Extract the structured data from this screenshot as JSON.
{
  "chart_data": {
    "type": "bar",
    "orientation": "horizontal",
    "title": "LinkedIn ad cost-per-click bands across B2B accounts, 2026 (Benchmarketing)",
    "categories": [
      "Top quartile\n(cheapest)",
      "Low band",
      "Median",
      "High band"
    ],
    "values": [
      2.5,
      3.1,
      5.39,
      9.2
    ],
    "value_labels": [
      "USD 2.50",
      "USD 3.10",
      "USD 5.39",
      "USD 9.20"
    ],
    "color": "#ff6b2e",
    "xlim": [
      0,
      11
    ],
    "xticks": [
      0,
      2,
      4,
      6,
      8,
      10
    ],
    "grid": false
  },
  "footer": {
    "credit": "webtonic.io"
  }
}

--------------------------------

Aim of the task:
Copy out every entry again, exactly as it was given.

Final result:
Extract the structured data from this screenshot as JSON.
{
  "chart_data": {
    "type": "bar",
    "orientation": "horizontal",
    "title": "LinkedIn ad cost-per-click bands across B2B accounts, 2026 (Benchmarketing)",
    "categories": [
      "Top quartile\n(cheapest)",
      "Low band",
      "Median",
      "High band"
    ],
    "values": [
      2.5,
      3.1,
      5.39,
      9.2
    ],
    "value_labels": [
      "USD 2.50",
      "USD 3.10",
      "USD 5.39",
      "USD 9.20"
    ],
    "color": "#ff6b2e",
    "xlim": [
      0,
      11
    ],
    "xticks": [
      0,
      2,
      4,
      6,
      8,
      10
    ],
    "grid": false
  },
  "footer": {
    "credit": "webtonic.io"
  }
}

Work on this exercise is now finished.